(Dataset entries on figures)

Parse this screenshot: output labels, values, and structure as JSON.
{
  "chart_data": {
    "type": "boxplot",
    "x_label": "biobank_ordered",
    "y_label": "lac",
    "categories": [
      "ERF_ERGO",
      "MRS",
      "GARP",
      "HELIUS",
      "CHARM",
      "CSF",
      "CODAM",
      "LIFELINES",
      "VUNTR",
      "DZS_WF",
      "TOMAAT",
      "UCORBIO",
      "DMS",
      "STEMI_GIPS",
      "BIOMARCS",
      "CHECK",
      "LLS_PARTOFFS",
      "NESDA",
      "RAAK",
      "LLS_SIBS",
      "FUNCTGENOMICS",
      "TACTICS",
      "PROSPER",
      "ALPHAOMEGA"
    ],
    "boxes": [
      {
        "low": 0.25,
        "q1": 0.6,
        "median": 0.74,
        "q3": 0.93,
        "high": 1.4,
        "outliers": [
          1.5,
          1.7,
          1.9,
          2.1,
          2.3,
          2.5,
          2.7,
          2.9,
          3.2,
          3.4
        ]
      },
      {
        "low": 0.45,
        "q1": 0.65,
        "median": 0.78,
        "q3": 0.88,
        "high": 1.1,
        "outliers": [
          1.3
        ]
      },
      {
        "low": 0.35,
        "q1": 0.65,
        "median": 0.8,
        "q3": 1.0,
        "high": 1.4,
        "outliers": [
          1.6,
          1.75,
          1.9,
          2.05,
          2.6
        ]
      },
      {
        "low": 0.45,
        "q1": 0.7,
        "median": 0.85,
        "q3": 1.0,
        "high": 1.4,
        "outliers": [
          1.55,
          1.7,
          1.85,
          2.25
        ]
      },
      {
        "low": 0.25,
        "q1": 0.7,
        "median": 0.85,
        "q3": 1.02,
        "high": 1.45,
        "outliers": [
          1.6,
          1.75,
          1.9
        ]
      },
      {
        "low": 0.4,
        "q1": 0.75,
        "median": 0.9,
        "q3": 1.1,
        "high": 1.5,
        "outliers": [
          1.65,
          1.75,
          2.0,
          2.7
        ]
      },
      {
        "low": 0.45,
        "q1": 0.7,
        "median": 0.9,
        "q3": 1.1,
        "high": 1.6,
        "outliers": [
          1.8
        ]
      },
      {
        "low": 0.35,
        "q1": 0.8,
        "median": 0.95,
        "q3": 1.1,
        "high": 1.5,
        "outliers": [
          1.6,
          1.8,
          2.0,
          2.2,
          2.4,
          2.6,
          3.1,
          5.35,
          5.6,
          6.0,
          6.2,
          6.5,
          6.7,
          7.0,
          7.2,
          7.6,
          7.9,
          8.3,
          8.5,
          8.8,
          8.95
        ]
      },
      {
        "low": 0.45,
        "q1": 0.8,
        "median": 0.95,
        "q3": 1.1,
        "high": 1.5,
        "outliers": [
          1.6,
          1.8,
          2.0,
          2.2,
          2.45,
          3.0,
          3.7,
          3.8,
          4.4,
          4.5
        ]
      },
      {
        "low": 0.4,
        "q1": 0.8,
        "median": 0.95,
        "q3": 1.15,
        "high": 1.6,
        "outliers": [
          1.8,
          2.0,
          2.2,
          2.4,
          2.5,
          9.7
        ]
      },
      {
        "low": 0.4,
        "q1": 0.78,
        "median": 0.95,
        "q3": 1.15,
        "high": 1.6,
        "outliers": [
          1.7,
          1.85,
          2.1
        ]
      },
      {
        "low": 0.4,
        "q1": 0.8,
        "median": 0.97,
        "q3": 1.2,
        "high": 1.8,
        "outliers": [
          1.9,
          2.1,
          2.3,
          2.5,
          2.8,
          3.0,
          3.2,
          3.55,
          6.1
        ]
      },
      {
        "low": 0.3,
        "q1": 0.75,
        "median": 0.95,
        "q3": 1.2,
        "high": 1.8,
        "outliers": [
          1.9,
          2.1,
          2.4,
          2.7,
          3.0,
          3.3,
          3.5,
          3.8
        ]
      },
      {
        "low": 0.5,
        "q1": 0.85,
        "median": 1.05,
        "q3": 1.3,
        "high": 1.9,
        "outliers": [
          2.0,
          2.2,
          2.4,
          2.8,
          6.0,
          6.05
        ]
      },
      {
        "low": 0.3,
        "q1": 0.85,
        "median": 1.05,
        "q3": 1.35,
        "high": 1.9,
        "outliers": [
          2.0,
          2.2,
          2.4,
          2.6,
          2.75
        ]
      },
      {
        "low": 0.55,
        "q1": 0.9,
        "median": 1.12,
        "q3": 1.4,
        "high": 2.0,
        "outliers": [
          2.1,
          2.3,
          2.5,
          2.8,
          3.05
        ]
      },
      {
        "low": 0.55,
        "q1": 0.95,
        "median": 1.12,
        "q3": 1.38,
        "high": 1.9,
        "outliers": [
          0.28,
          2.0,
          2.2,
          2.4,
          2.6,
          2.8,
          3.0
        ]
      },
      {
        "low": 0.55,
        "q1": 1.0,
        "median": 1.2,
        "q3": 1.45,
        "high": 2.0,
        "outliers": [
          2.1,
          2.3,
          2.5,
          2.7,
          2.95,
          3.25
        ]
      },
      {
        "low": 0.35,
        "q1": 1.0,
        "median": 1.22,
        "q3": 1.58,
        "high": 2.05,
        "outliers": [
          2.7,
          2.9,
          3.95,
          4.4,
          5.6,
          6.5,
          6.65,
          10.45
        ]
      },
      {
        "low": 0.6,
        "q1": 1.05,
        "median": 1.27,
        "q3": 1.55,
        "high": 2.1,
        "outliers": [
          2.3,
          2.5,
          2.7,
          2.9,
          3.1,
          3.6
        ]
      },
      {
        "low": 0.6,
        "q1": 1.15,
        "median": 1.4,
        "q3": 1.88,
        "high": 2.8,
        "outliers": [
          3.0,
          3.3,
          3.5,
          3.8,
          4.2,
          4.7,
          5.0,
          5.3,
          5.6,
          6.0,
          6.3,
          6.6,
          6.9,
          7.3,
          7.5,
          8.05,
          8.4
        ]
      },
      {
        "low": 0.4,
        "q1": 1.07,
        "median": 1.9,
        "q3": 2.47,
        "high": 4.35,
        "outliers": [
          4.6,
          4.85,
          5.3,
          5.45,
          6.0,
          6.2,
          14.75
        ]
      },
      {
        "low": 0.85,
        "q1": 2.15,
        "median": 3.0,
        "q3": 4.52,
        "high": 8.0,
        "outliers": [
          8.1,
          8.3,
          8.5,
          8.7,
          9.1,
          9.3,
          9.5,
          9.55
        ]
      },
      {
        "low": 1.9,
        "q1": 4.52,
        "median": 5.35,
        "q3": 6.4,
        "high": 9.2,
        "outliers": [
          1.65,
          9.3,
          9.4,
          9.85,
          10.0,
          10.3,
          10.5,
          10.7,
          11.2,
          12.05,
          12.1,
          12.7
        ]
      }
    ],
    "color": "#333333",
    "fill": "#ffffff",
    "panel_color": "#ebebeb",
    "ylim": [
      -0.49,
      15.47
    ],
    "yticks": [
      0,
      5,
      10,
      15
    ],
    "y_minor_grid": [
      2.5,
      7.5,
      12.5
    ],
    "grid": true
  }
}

> [EXERCISE DIRECTIONS]
Write all of the records out again exactly.

> [REPLY]
Parse this screenshot: output labels, values, and structure as JSON.
{
  "chart_data": {
    "type": "boxplot",
    "x_label": "biobank_ordered",
    "y_label": "lac",
    "categories": [
      "ERF_ERGO",
      "MRS",
      "GARP",
      "HELIUS",
      "CHARM",
      "CSF",
      "CODAM",
      "LIFELINES",
      "VUNTR",
      "DZS_WF",
      "TOMAAT",
      "UCORBIO",
      "DMS",
      "STEMI_GIPS",
      "BIOMARCS",
      "CHECK",
      "LLS_PARTOFFS",
      "NESDA",
      "RAAK",
      "LLS_SIBS",
      "FUNCTGENOMICS",
      "TACTICS",
      "PROSPER",
      "ALPHAOMEGA"
    ],
    "boxes": [
      {
        "low": 0.25,
        "q1": 0.6,
        "median": 0.74,
        "q3": 0.93,
        "high": 1.4,
        "outliers": [
          1.5,
          1.7,
          1.9,
          2.1,
          2.3,
          2.5,
          2.7,
          2.9,
          3.2,
          3.4
        ]
      },
      {
        "low": 0.45,
        "q1": 0.65,
        "median": 0.78,
        "q3": 0.88,
        "high": 1.1,
        "outliers": [
          1.3
        ]
      },
      {
        "low": 0.35,
        "q1": 0.65,
        "median": 0.8,
        "q3": 1.0,
        "high": 1.4,
        "outliers": [
          1.6,
          1.75,
          1.9,
          2.05,
          2.6
        ]
      },
      {
        "low": 0.45,
        "q1": 0.7,
        "median": 0.85,
        "q3": 1.0,
        "high": 1.4,
        "outliers": [
          1.55,
          1.7,
          1.85,
          2.25
        ]
      },
      {
        "low": 0.25,
        "q1": 0.7,
        "median": 0.85,
        "q3": 1.02,
        "high": 1.45,
        "outliers": [
          1.6,
          1.75,
          1.9
        ]
      },
      {
        "low": 0.4,
        "q1": 0.75,
        "median": 0.9,
        "q3": 1.1,
        "high": 1.5,
        "outliers": [
          1.65,
          1.75,
          2.0,
          2.7
        ]
      },
      {
        "low": 0.45,
        "q1": 0.7,
        "median": 0.9,
        "q3": 1.1,
        "high": 1.6,
        "outliers": [
          1.8
        ]
      },
      {
        "low": 0.35,
        "q1": 0.8,
        "median": 0.95,
        "q3": 1.1,
        "high": 1.5,
        "outliers": [
          1.6,
          1.8,
          2.0,
          2.2,
          2.4,
          2.6,
          3.1,
          5.35,
          5.6,
          6.0,
          6.2,
          6.5,
          6.7,
          7.0,
          7.2,
          7.6,
          7.9,
          8.3,
          8.5,
          8.8,
          8.95
        ]
      },
      {
        "low": 0.45,
        "q1": 0.8,
        "median": 0.95,
        "q3": 1.1,
        "high": 1.5,
        "outliers": [
          1.6,
          1.8,
          2.0,
          2.2,
          2.45,
          3.0,
          3.7,
          3.8,
          4.4,
          4.5
        ]
      },
      {
        "low": 0.4,
        "q1": 0.8,
        "median": 0.95,
        "q3": 1.15,
        "high": 1.6,
        "outliers": [
          1.8,
          2.0,
          2.2,
          2.4,
          2.5,
          9.7
        ]
      },
      {
        "low": 0.4,
        "q1": 0.78,
        "median": 0.95,
        "q3": 1.15,
        "high": 1.6,
        "outliers": [
          1.7,
          1.85,
          2.1
        ]
      },
      {
        "low": 0.4,
        "q1": 0.8,
        "median": 0.97,
        "q3": 1.2,
        "high": 1.8,
        "outliers": [
          1.9,
          2.1,
          2.3,
          2.5,
          2.8,
          3.0,
          3.2,
          3.55,
          6.1
        ]
      },
      {
        "low": 0.3,
        "q1": 0.75,
        "median": 0.95,
        "q3": 1.2,
        "high": 1.8,
        "outliers": [
          1.9,
          2.1,
          2.4,
          2.7,
          3.0,
          3.3,
          3.5,
          3.8
        ]
      },
      {
        "low": 0.5,
        "q1": 0.85,
        "median": 1.05,
        "q3": 1.3,
        "high": 1.9,
        "outliers": [
          2.0,
          2.2,
          2.4,
          2.8,
          6.0,
          6.05
        ]
      },
      {
        "low": 0.3,
        "q1": 0.85,
        "median": 1.05,
        "q3": 1.35,
        "high": 1.9,
        "outliers": [
          2.0,
          2.2,
          2.4,
          2.6,
          2.75
        ]
      },
      {
        "low": 0.55,
        "q1": 0.9,
        "median": 1.12,
        "q3": 1.4,
        "high": 2.0,
        "outliers": [
          2.1,
          2.3,
          2.5,
          2.8,
          3.05
        ]
      },
      {
        "low": 0.55,
        "q1": 0.95,
        "median": 1.12,
        "q3": 1.38,
        "high": 1.9,
        "outliers": [
          0.28,
          2.0,
          2.2,
          2.4,
          2.6,
          2.8,
          3.0
        ]
      },
      {
        "low": 0.55,
        "q1": 1.0,
        "median": 1.2,
        "q3": 1.45,
        "high": 2.0,
        "outliers": [
          2.1,
          2.3,
          2.5,
          2.7,
          2.95,
          3.25
        ]
      },
      {
        "low": 0.35,
        "q1": 1.0,
        "median": 1.22,
        "q3": 1.58,
        "high": 2.05,
        "outliers": [
          2.7,
          2.9,
          3.95,
          4.4,
          5.6,
          6.5,
          6.65,
          10.45
        ]
      },
      {
        "low": 0.6,
        "q1": 1.05,
        "median": 1.27,
        "q3": 1.55,
        "high": 2.1,
        "outliers": [
          2.3,
          2.5,
          2.7,
          2.9,
          3.1,
          3.6
        ]
      },
      {
        "low": 0.6,
        "q1": 1.15,
        "median": 1.4,
        "q3": 1.88,
        "high": 2.8,
        "outliers": [
          3.0,
          3.3,
          3.5,
          3.8,
          4.2,
          4.7,
          5.0,
          5.3,
          5.6,
          6.0,
          6.3,
          6.6,
          6.9,
          7.3,
          7.5,
          8.05,
          8.4
        ]
      },
      {
        "low": 0.4,
        "q1": 1.07,
        "median": 1.9,
        "q3": 2.47,
        "high": 4.35,
        "outliers": [
          4.6,
          4.85,
          5.3,
          5.45,
          6.0,
          6.2,
          14.75
        ]
      },
      {
        "low": 0.85,
        "q1": 2.15,
        "median": 3.0,
        "q3": 4.52,
        "high": 8.0,
        "outliers": [
          8.1,
          8.3,
          8.5,
          8.7,
          9.1,
          9.3,
          9.5,
          9.55
        ]
      },
      {
        "low": 1.9,
        "q1": 4.52,
        "median": 5.35,
        "q3": 6.4,
        "high": 9.2,
        "outliers": [
          1.65,
          9.3,
          9.4,
          9.85,
          10.0,
          10.3,
          10.5,
          10.7,
          11.2,
          12.05,
          12.1,
          12.7
        ]
      }
    ],
    "color": "#333333",
    "fill": "#ffffff",
    "panel_color": "#ebebeb",
    "ylim": [
      -0.49,
      15.47
    ],
    "yticks": [
      0,
      5,
      10,
      15
    ],
    "y_minor_grid": [
      2.5,
      7.5,
      12.5
    ],
    "grid": true
  }
}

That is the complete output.